- [TASK OBJECTIVE]: Update the records from the first line up to and including the line with "action-label-suffix: ) <box>299", replacing every "action-label-prefix" with "action-label-start" and leaving everything else unchanged.

- [MATERIAL FOR THIS EXERCISE]:
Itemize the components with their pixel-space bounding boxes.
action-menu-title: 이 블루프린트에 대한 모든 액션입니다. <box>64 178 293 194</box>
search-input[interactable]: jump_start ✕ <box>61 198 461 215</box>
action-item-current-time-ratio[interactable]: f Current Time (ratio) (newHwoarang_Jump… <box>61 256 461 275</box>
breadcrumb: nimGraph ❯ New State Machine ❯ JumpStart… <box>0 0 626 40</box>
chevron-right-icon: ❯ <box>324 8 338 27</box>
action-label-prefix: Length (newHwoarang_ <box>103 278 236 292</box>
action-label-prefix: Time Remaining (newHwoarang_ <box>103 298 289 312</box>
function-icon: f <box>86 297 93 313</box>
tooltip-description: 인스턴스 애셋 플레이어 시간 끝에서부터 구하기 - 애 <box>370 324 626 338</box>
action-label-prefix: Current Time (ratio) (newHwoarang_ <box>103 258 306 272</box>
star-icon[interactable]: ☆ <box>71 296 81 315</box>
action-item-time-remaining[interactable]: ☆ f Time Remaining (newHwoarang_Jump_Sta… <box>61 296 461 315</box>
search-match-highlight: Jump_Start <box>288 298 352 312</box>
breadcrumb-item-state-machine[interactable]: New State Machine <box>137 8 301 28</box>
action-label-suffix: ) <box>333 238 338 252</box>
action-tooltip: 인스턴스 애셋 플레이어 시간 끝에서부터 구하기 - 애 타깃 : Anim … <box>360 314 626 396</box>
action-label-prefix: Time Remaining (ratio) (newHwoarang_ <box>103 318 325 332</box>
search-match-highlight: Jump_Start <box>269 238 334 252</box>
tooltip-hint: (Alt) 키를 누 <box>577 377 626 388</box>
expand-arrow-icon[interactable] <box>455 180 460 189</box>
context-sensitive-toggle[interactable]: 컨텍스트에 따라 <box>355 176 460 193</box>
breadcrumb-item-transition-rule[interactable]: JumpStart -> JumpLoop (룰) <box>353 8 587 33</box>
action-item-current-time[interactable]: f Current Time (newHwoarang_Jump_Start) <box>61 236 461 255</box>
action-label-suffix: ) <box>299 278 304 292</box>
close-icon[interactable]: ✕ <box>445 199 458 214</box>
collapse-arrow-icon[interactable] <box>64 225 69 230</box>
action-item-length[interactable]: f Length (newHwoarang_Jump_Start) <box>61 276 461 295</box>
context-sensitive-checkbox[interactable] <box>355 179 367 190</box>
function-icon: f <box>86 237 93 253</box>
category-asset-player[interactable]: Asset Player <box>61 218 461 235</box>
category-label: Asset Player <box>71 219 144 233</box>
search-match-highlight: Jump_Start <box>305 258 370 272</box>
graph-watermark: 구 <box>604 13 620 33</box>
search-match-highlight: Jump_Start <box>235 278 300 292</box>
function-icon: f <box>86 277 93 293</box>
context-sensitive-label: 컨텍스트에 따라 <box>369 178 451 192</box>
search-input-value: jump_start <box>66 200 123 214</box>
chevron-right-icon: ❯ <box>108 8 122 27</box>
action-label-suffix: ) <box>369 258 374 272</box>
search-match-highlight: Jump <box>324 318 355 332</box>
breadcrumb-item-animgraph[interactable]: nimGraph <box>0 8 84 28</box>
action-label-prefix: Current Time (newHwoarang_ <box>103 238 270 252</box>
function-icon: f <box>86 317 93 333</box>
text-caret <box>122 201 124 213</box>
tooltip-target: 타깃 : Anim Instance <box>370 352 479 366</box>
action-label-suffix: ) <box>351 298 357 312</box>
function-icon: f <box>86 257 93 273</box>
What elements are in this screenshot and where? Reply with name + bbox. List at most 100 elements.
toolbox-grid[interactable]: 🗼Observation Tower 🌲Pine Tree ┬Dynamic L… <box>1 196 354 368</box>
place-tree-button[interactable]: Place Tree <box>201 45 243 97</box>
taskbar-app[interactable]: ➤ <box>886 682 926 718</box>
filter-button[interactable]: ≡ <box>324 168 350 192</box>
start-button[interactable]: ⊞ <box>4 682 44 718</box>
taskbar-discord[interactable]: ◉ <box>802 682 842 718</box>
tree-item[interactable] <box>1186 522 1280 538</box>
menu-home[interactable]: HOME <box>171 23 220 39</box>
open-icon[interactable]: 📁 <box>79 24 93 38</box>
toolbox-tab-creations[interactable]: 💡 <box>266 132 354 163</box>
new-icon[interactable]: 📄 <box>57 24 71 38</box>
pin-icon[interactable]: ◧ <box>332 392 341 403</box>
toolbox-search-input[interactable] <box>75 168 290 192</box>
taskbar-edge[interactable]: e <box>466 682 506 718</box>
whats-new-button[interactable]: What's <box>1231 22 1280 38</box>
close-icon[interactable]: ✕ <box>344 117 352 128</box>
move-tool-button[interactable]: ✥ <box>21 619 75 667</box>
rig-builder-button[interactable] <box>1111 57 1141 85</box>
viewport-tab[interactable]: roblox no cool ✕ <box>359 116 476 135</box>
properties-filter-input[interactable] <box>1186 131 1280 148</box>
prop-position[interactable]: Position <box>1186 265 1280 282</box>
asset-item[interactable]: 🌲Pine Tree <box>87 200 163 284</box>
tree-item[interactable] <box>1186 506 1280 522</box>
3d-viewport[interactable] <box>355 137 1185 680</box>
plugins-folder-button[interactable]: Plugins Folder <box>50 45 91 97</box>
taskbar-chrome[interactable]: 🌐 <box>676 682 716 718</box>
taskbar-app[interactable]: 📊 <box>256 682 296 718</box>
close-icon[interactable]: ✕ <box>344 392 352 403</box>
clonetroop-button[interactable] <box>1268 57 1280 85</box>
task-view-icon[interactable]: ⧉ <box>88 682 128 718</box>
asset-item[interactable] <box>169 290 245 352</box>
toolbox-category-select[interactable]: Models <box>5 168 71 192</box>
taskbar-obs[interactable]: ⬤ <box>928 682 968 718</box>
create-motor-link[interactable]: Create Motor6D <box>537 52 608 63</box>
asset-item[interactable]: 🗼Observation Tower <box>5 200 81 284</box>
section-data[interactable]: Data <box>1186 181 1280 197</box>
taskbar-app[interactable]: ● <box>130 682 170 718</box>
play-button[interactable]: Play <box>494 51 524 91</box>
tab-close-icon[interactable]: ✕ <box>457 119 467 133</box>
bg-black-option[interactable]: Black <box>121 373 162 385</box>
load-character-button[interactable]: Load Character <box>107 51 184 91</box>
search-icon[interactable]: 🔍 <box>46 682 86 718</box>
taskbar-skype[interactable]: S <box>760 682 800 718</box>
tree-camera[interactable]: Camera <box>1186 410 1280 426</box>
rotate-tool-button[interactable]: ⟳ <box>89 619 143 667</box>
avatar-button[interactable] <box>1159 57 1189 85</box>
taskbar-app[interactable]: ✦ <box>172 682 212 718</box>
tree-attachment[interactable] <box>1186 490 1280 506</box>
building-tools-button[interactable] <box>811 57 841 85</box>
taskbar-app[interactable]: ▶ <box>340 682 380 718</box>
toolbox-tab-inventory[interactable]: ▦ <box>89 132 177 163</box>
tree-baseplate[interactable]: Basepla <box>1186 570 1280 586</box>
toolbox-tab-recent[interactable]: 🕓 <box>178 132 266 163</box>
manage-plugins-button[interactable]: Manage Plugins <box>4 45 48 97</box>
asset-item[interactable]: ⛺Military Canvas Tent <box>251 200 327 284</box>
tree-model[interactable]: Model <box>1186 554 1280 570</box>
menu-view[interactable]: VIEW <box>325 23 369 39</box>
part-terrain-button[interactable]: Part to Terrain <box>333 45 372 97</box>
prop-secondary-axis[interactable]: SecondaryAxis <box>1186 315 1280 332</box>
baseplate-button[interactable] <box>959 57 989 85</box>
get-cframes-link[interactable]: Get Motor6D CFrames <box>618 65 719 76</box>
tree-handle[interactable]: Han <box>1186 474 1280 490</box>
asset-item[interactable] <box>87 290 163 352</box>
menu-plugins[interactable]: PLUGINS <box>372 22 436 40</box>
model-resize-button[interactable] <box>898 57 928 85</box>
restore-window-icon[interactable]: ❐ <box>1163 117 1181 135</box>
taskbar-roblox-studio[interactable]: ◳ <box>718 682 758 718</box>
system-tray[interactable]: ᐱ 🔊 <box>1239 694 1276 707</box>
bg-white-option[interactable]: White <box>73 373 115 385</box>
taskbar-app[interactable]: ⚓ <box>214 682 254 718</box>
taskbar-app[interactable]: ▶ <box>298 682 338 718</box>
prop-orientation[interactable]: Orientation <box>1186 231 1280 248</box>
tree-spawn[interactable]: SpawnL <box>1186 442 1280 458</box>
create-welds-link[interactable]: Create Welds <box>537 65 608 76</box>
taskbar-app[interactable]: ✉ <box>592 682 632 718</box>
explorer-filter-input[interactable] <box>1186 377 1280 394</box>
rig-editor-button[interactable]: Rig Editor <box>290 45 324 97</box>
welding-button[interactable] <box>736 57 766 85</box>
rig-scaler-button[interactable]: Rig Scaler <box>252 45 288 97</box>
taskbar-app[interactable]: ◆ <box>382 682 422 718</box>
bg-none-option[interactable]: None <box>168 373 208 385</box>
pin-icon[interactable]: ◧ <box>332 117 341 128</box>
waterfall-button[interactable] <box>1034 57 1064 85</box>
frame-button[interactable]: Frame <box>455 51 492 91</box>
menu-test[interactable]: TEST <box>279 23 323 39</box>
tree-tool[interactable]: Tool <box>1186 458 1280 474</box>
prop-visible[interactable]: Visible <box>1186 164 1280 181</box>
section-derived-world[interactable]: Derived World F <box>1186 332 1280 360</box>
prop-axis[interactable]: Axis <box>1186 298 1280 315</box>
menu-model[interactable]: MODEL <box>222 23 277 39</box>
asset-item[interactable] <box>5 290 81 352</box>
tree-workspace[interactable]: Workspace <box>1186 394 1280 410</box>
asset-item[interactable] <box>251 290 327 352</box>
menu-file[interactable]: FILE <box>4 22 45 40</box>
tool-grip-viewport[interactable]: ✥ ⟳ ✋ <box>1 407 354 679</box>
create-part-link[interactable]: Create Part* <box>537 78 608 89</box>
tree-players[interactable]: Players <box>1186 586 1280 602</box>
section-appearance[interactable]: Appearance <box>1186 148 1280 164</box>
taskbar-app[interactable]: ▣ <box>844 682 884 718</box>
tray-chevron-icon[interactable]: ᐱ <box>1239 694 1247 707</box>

- [EXERCISE ANSWER]:
Itemize the components with their pixel-space bounding boxes.
action-menu-title: 이 블루프린트에 대한 모든 액션입니다. <box>64 178 293 194</box>
search-input[interactable]: jump_start ✕ <box>61 198 461 215</box>
action-item-current-time-ratio[interactable]: f Current Time (ratio) (newHwoarang_Jump… <box>61 256 461 275</box>
breadcrumb: nimGraph ❯ New State Machine ❯ JumpStart… <box>0 0 626 40</box>
chevron-right-icon: ❯ <box>324 8 338 27</box>
action-label-start: Length (newHwoarang_ <box>103 278 236 292</box>
action-label-start: Time Remaining (newHwoarang_ <box>103 298 289 312</box>
function-icon: f <box>86 297 93 313</box>
tooltip-description: 인스턴스 애셋 플레이어 시간 끝에서부터 구하기 - 애 <box>370 324 626 338</box>
action-label-start: Current Time (ratio) (newHwoarang_ <box>103 258 306 272</box>
star-icon[interactable]: ☆ <box>71 296 81 315</box>
action-item-time-remaining[interactable]: ☆ f Time Remaining (newHwoarang_Jump_Sta… <box>61 296 461 315</box>
search-match-highlight: Jump_Start <box>288 298 352 312</box>
breadcrumb-item-state-machine[interactable]: New State Machine <box>137 8 301 28</box>
action-label-suffix: ) <box>333 238 338 252</box>
action-tooltip: 인스턴스 애셋 플레이어 시간 끝에서부터 구하기 - 애 타깃 : Anim … <box>360 314 626 396</box>
action-label-start: Time Remaining (ratio) (newHwoarang_ <box>103 318 325 332</box>
search-match-highlight: Jump_Start <box>269 238 334 252</box>
tooltip-hint: (Alt) 키를 누 <box>577 377 626 388</box>
expand-arrow-icon[interactable] <box>455 180 460 189</box>
context-sensitive-toggle[interactable]: 컨텍스트에 따라 <box>355 176 460 193</box>
breadcrumb-item-transition-rule[interactable]: JumpStart -> JumpLoop (룰) <box>353 8 587 33</box>
action-item-current-time[interactable]: f Current Time (newHwoarang_Jump_Start) <box>61 236 461 255</box>
action-label-suffix: ) <box>299 278 304 292</box>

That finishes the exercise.